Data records
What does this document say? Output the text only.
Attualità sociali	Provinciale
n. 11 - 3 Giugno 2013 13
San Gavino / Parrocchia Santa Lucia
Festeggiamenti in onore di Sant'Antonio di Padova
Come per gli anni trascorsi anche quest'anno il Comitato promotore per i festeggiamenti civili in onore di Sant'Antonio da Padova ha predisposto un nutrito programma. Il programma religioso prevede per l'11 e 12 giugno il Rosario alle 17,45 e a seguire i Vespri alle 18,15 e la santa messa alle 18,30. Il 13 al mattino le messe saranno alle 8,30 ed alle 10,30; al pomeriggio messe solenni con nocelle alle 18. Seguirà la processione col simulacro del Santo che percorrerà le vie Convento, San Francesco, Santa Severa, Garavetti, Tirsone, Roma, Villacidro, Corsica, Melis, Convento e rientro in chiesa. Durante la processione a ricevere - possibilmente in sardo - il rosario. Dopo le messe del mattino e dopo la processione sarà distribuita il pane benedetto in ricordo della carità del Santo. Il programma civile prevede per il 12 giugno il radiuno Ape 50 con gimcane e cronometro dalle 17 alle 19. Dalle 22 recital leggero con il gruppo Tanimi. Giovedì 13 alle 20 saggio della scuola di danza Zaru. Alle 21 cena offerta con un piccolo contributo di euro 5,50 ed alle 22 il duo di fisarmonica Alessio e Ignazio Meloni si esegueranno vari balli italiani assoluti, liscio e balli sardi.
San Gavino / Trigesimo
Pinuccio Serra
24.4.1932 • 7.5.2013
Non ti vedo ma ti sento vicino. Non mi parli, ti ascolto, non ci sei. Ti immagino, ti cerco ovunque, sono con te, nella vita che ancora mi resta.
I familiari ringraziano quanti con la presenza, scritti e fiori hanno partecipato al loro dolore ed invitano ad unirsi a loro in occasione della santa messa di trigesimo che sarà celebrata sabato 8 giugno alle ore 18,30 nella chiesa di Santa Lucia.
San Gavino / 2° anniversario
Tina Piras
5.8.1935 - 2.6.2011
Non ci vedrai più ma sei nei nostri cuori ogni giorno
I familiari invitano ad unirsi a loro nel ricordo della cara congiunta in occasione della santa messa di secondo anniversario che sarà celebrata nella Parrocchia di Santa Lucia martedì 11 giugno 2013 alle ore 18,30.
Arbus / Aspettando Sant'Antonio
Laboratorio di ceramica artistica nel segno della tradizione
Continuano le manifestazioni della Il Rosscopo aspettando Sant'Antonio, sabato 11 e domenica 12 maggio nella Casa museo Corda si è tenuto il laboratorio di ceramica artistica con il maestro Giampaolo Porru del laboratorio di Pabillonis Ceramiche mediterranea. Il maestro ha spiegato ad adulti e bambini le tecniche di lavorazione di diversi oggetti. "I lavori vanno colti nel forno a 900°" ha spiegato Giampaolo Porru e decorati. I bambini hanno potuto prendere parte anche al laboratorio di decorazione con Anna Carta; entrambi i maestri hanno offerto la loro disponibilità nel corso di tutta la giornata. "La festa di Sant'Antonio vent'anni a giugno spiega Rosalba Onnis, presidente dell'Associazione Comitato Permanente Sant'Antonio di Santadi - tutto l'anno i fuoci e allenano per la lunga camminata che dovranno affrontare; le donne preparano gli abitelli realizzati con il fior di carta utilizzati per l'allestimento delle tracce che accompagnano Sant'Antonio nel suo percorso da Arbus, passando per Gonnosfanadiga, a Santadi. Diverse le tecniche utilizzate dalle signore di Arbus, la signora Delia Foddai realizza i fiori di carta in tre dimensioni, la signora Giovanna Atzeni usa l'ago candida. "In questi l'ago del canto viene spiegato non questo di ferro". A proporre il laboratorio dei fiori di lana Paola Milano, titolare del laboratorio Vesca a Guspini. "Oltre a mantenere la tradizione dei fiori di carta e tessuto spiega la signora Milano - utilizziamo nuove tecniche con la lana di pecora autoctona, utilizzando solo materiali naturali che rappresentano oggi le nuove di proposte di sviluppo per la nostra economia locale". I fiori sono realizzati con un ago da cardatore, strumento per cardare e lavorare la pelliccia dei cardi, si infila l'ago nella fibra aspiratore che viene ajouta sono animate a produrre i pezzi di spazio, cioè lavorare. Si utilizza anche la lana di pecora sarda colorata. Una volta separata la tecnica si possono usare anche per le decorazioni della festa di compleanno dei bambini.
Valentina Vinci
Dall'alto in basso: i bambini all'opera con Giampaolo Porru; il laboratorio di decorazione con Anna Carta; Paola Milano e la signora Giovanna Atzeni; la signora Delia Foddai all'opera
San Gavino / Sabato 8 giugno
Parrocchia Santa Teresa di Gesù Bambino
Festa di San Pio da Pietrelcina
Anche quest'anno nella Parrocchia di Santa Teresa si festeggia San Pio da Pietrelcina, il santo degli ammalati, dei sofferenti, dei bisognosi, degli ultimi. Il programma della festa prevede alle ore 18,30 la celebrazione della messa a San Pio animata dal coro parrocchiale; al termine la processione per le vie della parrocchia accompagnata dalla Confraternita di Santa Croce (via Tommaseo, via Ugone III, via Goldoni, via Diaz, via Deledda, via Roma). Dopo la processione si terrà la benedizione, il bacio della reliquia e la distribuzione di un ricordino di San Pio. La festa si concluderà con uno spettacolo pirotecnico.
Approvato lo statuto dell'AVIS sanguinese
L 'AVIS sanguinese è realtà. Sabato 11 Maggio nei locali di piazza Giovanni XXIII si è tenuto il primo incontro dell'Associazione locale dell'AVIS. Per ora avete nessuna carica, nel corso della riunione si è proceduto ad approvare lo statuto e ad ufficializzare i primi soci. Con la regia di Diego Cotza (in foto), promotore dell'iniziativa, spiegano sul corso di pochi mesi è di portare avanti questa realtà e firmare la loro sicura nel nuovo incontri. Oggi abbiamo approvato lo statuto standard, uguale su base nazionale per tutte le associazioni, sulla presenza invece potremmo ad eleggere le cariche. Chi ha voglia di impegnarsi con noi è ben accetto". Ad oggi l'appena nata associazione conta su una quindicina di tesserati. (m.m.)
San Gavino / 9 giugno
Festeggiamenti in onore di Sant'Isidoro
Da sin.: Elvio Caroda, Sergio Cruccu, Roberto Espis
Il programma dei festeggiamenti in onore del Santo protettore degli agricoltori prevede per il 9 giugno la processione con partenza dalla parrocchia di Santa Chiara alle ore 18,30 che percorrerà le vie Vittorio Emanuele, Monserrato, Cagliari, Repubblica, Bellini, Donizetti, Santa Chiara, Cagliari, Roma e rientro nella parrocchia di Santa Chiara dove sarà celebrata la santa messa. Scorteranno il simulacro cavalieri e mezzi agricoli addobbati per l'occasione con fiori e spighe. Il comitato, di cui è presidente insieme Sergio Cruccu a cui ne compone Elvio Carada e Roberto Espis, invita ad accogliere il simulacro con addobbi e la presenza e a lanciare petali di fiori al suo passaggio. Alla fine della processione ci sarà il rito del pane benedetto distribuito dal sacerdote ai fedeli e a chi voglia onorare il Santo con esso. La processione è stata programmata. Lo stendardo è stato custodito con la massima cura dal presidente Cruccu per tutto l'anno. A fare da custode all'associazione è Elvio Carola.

• EXERCISE DIRECTIONS: Quote the whole listing above, leaving nothing out.

• RESULT BELOW:
What does this document say? Output the text only.
Attualità sociali	Provinciale
n. 11 - 3 Giugno 2013 13
San Gavino / Parrocchia Santa Lucia
Festeggiamenti in onore di Sant'Antonio di Padova
Come per gli anni trascorsi anche quest'anno il Comitato promotore per i festeggiamenti civili in onore di Sant'Antonio da Padova ha predisposto un nutrito programma. Il programma religioso prevede per l'11 e 12 giugno il Rosario alle 17,45 e a seguire i Vespri alle 18,15 e la santa messa alle 18,30. Il 13 al mattino le messe saranno alle 8,30 ed alle 10,30; al pomeriggio messe solenni con nocelle alle 18. Seguirà la processione col simulacro del Santo che percorrerà le vie Convento, San Francesco, Santa Severa, Garavetti, Tirsone, Roma, Villacidro, Corsica, Melis, Convento e rientro in chiesa. Durante la processione a ricevere - possibilmente in sardo - il rosario. Dopo le messe del mattino e dopo la processione sarà distribuita il pane benedetto in ricordo della carità del Santo. Il programma civile prevede per il 12 giugno il radiuno Ape 50 con gimcane e cronometro dalle 17 alle 19. Dalle 22 recital leggero con il gruppo Tanimi. Giovedì 13 alle 20 saggio della scuola di danza Zaru. Alle 21 cena offerta con un piccolo contributo di euro 5,50 ed alle 22 il duo di fisarmonica Alessio e Ignazio Meloni si esegueranno vari balli italiani assoluti, liscio e balli sardi.
San Gavino / Trigesimo
Pinuccio Serra
24.4.1932 • 7.5.2013
Non ti vedo ma ti sento vicino. Non mi parli, ti ascolto, non ci sei. Ti immagino, ti cerco ovunque, sono con te, nella vita che ancora mi resta.
I familiari ringraziano quanti con la presenza, scritti e fiori hanno partecipato al loro dolore ed invitano ad unirsi a loro in occasione della santa messa di trigesimo che sarà celebrata sabato 8 giugno alle ore 18,30 nella chiesa di Santa Lucia.
San Gavino / 2° anniversario
Tina Piras
5.8.1935 - 2.6.2011
Non ci vedrai più ma sei nei nostri cuori ogni giorno
I familiari invitano ad unirsi a loro nel ricordo della cara congiunta in occasione della santa messa di secondo anniversario che sarà celebrata nella Parrocchia di Santa Lucia martedì 11 giugno 2013 alle ore 18,30.
Arbus / Aspettando Sant'Antonio
Laboratorio di ceramica artistica nel segno della tradizione
Continuano le manifestazioni della Il Rosscopo aspettando Sant'Antonio, sabato 11 e domenica 12 maggio nella Casa museo Corda si è tenuto il laboratorio di ceramica artistica con il maestro Giampaolo Porru del laboratorio di Pabillonis Ceramiche mediterranea. Il maestro ha spiegato ad adulti e bambini le tecniche di lavorazione di diversi oggetti. "I lavori vanno colti nel forno a 900°" ha spiegato Giampaolo Porru e decorati. I bambini hanno potuto prendere parte anche al laboratorio di decorazione con Anna Carta; entrambi i maestri hanno offerto la loro disponibilità nel corso di tutta la giornata. "La festa di Sant'Antonio vent'anni a giugno spiega Rosalba Onnis, presidente dell'Associazione Comitato Permanente Sant'Antonio di Santadi - tutto l'anno i fuoci e allenano per la lunga camminata che dovranno affrontare; le donne preparano gli abitelli realizzati con il fior di carta utilizzati per l'allestimento delle tracce che accompagnano Sant'Antonio nel suo percorso da Arbus, passando per Gonnosfanadiga, a Santadi. Diverse le tecniche utilizzate dalle signore di Arbus, la signora Delia Foddai realizza i fiori di carta in tre dimensioni, la signora Giovanna Atzeni usa l'ago candida. "In questi l'ago del canto viene spiegato non questo di ferro". A proporre il laboratorio dei fiori di lana Paola Milano, titolare del laboratorio Vesca a Guspini. "Oltre a mantenere la tradizione dei fiori di carta e tessuto spiega la signora Milano - utilizziamo nuove tecniche con la lana di pecora autoctona, utilizzando solo materiali naturali che rappresentano oggi le nuove di proposte di sviluppo per la nostra economia locale". I fiori sono realizzati con un ago da cardatore, strumento per cardare e lavorare la pelliccia dei cardi, si infila l'ago nella fibra aspiratore che viene ajouta sono animate a produrre i pezzi di spazio, cioè lavorare. Si utilizza anche la lana di pecora sarda colorata. Una volta separata la tecnica si possono usare anche per le decorazioni della festa di compleanno dei bambini.
Valentina Vinci
Dall'alto in basso: i bambini all'opera con Giampaolo Porru; il laboratorio di decorazione con Anna Carta; Paola Milano e la signora Giovanna Atzeni; la signora Delia Foddai all'opera
San Gavino / Sabato 8 giugno
Parrocchia Santa Teresa di Gesù Bambino
Festa di San Pio da Pietrelcina
Anche quest'anno nella Parrocchia di Santa Teresa si festeggia San Pio da Pietrelcina, il santo degli ammalati, dei sofferenti, dei bisognosi, degli ultimi. Il programma della festa prevede alle ore 18,30 la celebrazione della messa a San Pio animata dal coro parrocchiale; al termine la processione per le vie della parrocchia accompagnata dalla Confraternita di Santa Croce (via Tommaseo, via Ugone III, via Goldoni, via Diaz, via Deledda, via Roma). Dopo la processione si terrà la benedizione, il bacio della reliquia e la distribuzione di un ricordino di San Pio. La festa si concluderà con uno spettacolo pirotecnico.
Approvato lo statuto dell'AVIS sanguinese
L 'AVIS sanguinese è realtà. Sabato 11 Maggio nei locali di piazza Giovanni XXIII si è tenuto il primo incontro dell'Associazione locale dell'AVIS. Per ora avete nessuna carica, nel corso della riunione si è proceduto ad approvare lo statuto e ad ufficializzare i primi soci. Con la regia di Diego Cotza (in foto), promotore dell'iniziativa, spiegano sul corso di pochi mesi è di portare avanti questa realtà e firmare la loro sicura nel nuovo incontri. Oggi abbiamo approvato lo statuto standard, uguale su base nazionale per tutte le associazioni, sulla presenza invece potremmo ad eleggere le cariche. Chi ha voglia di impegnarsi con noi è ben accetto". Ad oggi l'appena nata associazione conta su una quindicina di tesserati. (m.m.)
San Gavino / 9 giugno
Festeggiamenti in onore di Sant'Isidoro
Da sin.: Elvio Caroda, Sergio Cruccu, Roberto Espis
Il programma dei festeggiamenti in onore del Santo protettore degli agricoltori prevede per il 9 giugno la processione con partenza dalla parrocchia di Santa Chiara alle ore 18,30 che percorrerà le vie Vittorio Emanuele, Monserrato, Cagliari, Repubblica, Bellini, Donizetti, Santa Chiara, Cagliari, Roma e rientro nella parrocchia di Santa Chiara dove sarà celebrata la santa messa. Scorteranno il simulacro cavalieri e mezzi agricoli addobbati per l'occasione con fiori e spighe. Il comitato, di cui è presidente insieme Sergio Cruccu a cui ne compone Elvio Carada e Roberto Espis, invita ad accogliere il simulacro con addobbi e la presenza e a lanciare petali di fiori al suo passaggio. Alla fine della processione ci sarà il rito del pane benedetto distribuito dal sacerdote ai fedeli e a chi voglia onorare il Santo con esso. La processione è stata programmata. Lo stendardo è stato custodito con la massima cura dal presidente Cruccu per tutto l'anno. A fare da custode all'associazione è Elvio Carola.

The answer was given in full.